What you need to do:
Work through the listing below and count the lines that hold "this". Answer with the number alone.

Listed entries:
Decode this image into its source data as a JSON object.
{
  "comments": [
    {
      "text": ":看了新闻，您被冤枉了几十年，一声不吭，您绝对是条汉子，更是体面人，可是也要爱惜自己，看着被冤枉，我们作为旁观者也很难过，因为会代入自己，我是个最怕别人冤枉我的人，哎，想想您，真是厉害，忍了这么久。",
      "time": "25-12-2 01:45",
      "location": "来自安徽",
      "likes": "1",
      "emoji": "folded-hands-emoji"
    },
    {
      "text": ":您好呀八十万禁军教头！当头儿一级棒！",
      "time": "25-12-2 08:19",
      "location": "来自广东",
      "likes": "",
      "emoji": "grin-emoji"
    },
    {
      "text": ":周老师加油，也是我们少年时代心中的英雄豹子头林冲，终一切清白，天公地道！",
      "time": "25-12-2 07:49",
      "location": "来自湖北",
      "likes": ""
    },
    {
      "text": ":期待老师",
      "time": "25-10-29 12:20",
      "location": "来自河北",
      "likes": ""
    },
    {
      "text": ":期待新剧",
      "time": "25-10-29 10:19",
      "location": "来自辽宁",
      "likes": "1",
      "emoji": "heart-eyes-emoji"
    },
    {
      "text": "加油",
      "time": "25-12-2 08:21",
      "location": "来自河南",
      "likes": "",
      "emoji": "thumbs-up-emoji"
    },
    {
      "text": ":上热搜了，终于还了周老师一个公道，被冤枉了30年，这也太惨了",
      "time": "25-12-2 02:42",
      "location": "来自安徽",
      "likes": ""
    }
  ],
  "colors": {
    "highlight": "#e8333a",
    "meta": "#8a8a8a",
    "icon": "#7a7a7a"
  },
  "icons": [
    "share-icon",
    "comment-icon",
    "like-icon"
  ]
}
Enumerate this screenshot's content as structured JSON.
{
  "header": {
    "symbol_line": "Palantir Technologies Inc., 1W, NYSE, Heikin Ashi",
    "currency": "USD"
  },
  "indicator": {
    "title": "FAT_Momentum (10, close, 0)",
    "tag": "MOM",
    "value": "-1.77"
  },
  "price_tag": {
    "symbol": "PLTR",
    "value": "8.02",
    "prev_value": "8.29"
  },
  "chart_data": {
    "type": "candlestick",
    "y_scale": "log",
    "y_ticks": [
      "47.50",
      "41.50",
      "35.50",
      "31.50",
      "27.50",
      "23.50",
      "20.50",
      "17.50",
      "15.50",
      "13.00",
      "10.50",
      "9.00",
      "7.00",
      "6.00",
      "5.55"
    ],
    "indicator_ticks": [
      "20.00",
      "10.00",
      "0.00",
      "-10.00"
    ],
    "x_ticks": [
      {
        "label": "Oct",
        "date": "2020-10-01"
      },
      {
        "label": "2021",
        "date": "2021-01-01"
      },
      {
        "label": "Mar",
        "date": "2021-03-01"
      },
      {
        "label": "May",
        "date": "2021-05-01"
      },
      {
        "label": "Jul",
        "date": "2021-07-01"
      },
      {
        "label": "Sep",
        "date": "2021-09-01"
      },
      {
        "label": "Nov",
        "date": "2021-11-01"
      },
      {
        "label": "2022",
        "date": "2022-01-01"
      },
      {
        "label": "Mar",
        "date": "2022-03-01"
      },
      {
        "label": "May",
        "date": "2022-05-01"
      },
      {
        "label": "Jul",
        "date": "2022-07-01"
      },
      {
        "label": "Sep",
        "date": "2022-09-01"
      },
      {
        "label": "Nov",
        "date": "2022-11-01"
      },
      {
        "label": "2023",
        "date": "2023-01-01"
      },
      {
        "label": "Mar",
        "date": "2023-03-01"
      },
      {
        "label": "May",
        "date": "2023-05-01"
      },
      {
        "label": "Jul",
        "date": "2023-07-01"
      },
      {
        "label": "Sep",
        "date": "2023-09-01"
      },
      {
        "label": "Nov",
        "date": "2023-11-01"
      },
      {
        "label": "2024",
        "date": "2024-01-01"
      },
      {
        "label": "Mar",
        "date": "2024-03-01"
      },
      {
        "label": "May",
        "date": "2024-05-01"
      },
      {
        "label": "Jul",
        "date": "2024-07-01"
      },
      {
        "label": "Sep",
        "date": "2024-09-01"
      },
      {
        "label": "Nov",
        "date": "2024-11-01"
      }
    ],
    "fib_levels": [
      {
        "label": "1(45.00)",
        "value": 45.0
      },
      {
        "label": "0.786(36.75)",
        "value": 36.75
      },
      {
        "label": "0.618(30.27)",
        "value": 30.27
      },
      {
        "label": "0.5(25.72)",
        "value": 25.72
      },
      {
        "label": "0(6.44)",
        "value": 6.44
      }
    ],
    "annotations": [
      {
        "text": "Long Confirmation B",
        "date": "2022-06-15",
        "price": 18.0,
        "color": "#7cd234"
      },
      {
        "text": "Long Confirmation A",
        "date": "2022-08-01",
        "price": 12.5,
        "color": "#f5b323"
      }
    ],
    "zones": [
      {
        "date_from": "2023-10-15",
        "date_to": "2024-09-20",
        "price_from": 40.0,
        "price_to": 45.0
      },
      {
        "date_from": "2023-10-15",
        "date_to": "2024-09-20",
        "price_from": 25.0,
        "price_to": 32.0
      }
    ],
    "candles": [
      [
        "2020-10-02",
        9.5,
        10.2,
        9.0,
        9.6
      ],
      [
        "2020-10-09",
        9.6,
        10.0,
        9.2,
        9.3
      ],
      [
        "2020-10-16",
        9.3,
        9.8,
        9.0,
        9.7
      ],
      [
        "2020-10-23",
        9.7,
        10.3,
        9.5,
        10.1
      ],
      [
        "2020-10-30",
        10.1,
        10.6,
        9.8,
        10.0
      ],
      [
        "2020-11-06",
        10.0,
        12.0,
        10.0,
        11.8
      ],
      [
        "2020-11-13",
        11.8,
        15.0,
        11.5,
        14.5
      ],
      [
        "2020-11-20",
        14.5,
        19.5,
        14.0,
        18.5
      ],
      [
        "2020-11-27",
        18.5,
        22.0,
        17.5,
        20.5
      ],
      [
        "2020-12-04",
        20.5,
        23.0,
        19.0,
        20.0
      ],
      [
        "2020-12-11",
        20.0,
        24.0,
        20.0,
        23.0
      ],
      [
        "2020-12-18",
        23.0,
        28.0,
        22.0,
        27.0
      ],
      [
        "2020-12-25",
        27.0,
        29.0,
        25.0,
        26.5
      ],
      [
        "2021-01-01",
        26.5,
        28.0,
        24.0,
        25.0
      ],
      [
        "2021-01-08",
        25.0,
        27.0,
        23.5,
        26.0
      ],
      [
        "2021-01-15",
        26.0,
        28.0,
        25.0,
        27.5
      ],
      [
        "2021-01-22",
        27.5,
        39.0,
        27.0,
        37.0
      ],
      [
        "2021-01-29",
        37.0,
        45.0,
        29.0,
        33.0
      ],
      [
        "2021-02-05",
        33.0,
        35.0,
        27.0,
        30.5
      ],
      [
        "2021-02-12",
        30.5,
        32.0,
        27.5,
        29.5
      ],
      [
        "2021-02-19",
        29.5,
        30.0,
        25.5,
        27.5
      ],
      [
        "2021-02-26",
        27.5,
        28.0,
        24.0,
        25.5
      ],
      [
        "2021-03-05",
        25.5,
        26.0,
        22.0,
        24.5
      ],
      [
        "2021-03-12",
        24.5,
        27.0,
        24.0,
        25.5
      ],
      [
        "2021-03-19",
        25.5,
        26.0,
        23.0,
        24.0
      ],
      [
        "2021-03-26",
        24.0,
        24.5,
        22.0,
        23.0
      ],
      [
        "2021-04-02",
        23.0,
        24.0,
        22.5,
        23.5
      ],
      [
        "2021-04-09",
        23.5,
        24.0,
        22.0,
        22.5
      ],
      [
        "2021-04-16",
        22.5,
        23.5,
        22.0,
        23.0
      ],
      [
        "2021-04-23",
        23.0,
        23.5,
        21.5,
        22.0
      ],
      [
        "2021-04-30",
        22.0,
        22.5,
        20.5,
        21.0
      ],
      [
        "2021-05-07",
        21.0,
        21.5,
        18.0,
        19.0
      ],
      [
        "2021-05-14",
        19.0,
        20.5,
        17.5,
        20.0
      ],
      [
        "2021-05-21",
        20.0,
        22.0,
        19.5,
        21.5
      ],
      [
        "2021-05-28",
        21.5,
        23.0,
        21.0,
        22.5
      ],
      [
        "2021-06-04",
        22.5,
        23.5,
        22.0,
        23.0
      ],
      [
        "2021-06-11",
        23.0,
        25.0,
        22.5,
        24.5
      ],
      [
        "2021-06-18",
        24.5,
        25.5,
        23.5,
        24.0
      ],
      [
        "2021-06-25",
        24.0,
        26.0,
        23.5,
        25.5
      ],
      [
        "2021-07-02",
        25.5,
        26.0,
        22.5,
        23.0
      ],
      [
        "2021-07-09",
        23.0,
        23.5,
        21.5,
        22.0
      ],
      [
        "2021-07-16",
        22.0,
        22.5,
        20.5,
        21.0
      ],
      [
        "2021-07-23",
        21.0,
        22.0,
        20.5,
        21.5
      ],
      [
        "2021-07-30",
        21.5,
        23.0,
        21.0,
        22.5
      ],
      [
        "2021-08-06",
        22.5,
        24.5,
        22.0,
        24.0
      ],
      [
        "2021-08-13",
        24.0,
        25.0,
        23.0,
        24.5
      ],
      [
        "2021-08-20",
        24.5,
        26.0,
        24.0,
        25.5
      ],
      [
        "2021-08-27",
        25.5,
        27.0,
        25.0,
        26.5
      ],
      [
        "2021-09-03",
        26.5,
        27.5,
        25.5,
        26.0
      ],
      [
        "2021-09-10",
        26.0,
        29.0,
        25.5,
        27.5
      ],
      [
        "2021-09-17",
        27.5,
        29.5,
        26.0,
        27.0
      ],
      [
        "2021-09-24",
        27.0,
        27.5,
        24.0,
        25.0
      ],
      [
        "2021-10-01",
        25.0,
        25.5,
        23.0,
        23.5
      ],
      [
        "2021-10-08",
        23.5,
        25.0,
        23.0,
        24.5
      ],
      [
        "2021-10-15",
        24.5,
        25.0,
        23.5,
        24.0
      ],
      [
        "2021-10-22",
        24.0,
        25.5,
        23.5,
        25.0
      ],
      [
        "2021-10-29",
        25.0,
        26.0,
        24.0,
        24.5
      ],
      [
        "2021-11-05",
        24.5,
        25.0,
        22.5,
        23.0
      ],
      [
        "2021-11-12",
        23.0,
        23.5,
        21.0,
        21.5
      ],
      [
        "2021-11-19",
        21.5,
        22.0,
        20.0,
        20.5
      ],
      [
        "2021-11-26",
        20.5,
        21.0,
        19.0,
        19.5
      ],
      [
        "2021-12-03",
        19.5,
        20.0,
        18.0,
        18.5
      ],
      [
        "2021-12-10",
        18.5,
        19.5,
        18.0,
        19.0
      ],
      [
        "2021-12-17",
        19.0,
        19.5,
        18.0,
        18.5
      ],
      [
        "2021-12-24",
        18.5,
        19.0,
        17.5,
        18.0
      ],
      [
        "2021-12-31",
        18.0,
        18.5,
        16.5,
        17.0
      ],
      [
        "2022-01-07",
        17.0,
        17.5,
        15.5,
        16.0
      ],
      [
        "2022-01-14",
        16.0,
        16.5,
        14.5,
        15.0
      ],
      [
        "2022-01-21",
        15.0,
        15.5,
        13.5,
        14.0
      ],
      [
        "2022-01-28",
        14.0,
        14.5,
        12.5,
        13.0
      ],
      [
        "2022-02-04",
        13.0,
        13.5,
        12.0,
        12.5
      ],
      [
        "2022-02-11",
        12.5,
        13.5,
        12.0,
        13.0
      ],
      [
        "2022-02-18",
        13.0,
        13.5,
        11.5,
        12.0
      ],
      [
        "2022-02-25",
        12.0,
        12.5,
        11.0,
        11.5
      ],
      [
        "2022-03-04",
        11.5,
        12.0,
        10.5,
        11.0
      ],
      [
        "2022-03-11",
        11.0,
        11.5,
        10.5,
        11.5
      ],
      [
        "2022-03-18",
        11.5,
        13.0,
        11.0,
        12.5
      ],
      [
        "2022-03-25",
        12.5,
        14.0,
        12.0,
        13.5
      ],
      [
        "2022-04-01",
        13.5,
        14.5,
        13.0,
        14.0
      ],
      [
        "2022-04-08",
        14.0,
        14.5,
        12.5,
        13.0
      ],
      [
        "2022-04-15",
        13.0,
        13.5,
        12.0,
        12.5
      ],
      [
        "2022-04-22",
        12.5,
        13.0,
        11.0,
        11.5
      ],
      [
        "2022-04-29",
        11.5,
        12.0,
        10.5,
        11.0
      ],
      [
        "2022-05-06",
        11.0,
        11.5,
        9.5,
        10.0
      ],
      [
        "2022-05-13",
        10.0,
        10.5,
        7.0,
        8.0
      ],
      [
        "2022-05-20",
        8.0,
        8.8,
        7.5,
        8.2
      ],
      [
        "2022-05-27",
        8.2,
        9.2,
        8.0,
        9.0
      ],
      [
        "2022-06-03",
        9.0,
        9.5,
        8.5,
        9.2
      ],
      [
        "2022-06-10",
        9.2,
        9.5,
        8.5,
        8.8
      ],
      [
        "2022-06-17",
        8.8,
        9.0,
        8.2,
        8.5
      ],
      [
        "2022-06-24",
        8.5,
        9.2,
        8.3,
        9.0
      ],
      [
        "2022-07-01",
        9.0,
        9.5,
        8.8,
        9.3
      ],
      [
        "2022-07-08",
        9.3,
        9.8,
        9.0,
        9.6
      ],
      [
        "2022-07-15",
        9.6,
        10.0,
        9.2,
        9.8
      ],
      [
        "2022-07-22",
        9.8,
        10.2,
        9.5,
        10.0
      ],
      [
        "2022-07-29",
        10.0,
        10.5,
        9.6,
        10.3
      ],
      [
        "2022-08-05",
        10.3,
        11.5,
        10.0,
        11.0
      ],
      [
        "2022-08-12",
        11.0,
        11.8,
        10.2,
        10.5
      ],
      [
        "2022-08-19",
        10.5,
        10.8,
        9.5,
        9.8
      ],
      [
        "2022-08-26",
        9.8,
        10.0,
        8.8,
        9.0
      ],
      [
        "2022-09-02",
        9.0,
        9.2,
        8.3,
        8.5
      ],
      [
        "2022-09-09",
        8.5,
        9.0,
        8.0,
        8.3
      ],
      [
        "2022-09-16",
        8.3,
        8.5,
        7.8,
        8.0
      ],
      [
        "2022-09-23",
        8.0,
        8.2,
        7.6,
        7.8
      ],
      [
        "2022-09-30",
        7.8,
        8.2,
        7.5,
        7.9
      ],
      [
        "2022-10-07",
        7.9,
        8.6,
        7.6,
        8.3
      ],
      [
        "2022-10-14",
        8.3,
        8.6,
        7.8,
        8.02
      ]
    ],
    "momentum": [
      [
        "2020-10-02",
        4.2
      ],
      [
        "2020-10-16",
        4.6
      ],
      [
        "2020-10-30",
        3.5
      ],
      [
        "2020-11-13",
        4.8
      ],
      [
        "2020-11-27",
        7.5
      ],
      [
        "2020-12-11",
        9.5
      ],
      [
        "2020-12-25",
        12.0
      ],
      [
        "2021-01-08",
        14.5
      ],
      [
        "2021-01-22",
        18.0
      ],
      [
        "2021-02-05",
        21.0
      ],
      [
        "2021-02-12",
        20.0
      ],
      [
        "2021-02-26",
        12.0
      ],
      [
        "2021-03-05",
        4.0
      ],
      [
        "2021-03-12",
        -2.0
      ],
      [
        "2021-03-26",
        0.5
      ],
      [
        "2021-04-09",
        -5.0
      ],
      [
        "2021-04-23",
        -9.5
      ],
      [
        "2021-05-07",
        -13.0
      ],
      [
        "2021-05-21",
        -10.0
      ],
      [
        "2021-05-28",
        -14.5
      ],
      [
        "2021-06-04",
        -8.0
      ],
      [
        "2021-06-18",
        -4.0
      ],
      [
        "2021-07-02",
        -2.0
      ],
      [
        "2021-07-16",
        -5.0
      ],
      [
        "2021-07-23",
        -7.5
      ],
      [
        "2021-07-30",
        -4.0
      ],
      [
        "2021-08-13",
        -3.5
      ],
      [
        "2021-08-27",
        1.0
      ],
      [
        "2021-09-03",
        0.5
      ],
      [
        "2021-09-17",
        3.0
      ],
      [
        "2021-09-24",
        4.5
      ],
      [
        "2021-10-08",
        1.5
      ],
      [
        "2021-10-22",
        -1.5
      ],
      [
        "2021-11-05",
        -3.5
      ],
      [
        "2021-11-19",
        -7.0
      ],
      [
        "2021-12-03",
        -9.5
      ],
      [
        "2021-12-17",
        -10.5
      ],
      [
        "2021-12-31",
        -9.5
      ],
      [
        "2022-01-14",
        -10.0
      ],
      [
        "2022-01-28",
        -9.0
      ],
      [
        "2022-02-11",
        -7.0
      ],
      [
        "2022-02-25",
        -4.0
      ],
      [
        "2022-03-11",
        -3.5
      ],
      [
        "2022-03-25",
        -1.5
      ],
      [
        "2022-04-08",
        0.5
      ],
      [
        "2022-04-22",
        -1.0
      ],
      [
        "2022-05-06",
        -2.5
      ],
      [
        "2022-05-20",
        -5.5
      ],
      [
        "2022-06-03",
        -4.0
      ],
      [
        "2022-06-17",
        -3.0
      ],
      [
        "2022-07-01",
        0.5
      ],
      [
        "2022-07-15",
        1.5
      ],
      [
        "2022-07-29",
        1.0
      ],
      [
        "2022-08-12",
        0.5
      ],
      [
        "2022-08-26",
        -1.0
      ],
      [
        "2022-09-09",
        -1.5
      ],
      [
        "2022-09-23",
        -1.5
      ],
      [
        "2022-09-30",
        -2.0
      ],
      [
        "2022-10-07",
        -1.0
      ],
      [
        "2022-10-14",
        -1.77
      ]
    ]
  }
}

Complete output:
2